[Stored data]
________________

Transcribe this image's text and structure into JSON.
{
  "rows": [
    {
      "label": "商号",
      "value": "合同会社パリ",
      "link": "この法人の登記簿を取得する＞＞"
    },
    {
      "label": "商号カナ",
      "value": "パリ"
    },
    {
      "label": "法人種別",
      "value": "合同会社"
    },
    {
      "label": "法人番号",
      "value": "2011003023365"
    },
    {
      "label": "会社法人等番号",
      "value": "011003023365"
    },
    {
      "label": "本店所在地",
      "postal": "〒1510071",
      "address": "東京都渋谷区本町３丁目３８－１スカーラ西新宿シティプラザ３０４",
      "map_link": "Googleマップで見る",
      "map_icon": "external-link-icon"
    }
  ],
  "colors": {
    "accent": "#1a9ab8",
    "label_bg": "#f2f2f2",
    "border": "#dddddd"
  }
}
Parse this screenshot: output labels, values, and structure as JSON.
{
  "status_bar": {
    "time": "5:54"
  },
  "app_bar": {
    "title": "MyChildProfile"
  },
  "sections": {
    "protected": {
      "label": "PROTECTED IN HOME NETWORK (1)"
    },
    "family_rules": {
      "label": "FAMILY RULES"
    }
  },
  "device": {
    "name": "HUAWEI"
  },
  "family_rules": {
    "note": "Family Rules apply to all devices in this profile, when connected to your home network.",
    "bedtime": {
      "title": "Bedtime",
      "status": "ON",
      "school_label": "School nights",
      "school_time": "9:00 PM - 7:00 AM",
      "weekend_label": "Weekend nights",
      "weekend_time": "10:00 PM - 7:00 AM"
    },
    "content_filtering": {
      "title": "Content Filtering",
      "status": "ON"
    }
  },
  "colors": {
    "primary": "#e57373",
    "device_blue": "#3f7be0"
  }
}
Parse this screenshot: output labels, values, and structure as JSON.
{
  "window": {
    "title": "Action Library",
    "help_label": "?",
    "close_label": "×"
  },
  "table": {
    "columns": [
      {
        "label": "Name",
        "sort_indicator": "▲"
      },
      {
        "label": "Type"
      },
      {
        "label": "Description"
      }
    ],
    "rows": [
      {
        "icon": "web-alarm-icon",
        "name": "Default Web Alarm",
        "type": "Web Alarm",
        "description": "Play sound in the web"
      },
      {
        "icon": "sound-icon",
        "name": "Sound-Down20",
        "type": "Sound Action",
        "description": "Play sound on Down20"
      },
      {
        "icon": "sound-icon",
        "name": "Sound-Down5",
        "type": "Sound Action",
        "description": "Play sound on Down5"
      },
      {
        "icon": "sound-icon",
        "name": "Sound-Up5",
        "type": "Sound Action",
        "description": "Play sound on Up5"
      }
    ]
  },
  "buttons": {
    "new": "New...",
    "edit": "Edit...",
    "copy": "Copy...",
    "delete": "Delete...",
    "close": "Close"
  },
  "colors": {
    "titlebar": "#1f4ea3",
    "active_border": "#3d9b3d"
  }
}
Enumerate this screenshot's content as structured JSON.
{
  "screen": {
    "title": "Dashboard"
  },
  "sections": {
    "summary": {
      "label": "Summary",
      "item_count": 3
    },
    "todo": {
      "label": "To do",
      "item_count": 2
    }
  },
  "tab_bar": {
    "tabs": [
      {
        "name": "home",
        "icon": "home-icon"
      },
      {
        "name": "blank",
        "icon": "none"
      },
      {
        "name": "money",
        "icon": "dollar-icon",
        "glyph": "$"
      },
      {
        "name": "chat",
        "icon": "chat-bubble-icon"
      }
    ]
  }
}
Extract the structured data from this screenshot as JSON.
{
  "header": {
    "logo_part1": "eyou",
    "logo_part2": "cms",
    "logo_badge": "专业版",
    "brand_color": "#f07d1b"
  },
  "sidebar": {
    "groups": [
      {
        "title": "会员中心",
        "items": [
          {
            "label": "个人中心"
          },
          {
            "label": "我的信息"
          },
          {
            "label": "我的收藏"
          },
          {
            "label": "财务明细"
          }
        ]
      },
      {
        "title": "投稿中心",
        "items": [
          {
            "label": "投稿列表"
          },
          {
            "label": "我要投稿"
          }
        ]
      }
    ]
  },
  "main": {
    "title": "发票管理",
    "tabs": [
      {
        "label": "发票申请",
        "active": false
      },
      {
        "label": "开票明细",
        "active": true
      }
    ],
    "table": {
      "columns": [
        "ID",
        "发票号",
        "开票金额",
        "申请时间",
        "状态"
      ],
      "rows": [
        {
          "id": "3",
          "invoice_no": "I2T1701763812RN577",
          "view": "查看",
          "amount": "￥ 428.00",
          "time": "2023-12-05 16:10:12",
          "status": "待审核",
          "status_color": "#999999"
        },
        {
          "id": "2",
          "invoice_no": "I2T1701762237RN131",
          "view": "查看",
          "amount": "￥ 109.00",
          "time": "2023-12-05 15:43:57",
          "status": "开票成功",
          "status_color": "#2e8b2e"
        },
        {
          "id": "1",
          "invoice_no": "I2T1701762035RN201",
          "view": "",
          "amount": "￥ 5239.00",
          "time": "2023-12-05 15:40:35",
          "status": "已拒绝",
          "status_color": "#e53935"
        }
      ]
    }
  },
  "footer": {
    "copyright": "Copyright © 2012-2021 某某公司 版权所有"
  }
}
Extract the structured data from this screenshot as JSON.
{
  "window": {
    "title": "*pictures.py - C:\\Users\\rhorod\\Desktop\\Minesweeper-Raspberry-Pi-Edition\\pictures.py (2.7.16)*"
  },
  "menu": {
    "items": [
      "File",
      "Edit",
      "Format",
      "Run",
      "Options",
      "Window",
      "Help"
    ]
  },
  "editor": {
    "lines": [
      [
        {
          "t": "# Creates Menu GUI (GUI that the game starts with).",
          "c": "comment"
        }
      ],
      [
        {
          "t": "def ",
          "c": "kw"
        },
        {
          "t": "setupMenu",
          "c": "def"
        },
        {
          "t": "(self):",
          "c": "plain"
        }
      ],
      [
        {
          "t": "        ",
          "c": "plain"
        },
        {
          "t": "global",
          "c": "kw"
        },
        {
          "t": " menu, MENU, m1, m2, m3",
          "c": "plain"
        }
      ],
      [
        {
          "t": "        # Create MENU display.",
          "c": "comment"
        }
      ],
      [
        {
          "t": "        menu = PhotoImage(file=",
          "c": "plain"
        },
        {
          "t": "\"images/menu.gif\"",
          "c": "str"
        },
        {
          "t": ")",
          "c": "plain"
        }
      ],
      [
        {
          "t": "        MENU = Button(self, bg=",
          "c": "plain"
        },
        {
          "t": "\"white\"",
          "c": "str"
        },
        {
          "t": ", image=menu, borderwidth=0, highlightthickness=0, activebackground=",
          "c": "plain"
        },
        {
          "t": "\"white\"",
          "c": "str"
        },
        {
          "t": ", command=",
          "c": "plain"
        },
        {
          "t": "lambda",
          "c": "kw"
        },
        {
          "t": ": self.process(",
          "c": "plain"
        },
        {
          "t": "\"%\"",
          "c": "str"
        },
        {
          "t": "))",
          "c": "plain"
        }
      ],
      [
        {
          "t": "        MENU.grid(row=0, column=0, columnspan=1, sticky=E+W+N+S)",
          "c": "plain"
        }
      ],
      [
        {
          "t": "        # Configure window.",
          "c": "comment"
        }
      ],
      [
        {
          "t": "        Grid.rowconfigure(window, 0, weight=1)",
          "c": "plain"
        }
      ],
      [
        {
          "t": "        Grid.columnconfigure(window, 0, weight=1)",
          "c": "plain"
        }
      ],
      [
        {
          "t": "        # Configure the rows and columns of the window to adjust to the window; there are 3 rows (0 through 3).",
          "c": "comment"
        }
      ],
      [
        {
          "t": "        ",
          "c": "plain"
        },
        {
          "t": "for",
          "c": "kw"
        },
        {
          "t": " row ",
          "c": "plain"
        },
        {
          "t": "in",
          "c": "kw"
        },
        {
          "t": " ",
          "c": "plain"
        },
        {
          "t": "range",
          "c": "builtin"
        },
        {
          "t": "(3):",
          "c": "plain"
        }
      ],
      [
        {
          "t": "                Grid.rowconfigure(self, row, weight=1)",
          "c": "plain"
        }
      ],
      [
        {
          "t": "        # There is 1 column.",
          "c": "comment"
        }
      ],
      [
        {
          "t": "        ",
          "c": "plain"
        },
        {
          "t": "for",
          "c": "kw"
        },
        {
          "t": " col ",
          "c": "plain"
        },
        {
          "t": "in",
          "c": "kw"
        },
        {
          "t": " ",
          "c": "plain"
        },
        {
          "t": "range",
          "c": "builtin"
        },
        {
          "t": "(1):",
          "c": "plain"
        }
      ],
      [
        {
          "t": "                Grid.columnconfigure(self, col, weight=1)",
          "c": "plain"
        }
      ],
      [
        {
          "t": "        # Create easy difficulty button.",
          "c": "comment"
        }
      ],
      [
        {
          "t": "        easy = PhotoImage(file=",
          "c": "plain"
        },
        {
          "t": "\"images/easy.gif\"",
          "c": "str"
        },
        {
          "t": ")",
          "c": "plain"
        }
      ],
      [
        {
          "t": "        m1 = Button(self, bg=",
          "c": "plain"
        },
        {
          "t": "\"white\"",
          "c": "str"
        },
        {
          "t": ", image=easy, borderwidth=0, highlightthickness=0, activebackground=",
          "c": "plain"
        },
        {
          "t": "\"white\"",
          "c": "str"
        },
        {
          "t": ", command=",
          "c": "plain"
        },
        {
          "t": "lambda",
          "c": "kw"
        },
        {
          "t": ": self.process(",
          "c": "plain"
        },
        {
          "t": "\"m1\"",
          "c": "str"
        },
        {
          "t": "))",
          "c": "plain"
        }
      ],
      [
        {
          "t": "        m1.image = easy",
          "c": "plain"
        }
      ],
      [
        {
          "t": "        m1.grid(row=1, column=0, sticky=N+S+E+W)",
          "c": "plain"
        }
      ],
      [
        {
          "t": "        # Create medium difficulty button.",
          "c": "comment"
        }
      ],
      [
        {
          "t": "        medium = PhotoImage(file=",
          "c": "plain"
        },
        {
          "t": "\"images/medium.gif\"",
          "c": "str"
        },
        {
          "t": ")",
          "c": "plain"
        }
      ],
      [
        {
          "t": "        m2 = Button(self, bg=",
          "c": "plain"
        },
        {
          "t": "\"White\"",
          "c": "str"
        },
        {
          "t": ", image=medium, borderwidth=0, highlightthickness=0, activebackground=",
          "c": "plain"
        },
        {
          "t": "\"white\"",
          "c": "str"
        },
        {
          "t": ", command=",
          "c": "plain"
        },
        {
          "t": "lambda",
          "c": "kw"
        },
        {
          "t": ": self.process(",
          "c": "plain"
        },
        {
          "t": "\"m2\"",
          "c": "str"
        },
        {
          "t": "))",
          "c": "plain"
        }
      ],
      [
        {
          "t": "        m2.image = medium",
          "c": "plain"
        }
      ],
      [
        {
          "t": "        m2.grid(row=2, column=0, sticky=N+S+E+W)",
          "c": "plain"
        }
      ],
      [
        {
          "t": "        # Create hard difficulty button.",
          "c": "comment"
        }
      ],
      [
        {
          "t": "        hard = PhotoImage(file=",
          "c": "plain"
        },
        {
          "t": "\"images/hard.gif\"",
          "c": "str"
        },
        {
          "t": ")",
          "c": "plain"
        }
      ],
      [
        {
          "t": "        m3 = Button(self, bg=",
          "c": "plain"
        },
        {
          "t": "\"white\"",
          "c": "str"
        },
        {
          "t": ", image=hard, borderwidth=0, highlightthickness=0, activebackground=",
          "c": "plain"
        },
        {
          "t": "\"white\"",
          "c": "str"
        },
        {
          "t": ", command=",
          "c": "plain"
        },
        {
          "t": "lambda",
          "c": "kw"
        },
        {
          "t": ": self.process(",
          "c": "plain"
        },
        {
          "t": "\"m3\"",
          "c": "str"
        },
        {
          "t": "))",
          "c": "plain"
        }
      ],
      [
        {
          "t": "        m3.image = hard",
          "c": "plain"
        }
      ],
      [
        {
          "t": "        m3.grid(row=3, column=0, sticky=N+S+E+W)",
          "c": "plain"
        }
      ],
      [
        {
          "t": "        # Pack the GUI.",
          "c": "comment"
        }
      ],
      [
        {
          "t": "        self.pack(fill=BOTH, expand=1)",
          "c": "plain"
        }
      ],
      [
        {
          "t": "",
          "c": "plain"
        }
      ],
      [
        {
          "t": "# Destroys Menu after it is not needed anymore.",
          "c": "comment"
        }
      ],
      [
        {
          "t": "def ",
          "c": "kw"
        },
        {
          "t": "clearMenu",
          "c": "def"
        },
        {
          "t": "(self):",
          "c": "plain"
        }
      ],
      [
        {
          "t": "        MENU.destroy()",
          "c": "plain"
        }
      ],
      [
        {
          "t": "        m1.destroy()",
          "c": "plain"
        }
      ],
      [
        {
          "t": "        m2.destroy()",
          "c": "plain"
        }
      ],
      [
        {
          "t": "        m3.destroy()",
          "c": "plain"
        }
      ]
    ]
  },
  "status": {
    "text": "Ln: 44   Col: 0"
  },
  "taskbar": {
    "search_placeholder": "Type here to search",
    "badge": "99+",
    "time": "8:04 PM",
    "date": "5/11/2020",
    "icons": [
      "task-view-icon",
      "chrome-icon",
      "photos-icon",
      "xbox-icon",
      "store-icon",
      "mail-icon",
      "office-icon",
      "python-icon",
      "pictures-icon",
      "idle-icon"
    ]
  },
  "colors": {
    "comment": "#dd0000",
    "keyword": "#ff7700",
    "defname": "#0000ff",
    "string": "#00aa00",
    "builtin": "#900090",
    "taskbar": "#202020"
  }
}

________________

PROBLEM: Pick out the lines containing the string "easy" and show them.

WRITTEN ANSWER:
          "t": "        # Create easy difficulty button.",
          "t": "        easy = PhotoImage(file=",
          "t": "\"images/easy.gif\"",
          "t": ", image=easy, borderwidth=0, highlightthickness=0, activebackground=",
          "t": "        m1.image = easy",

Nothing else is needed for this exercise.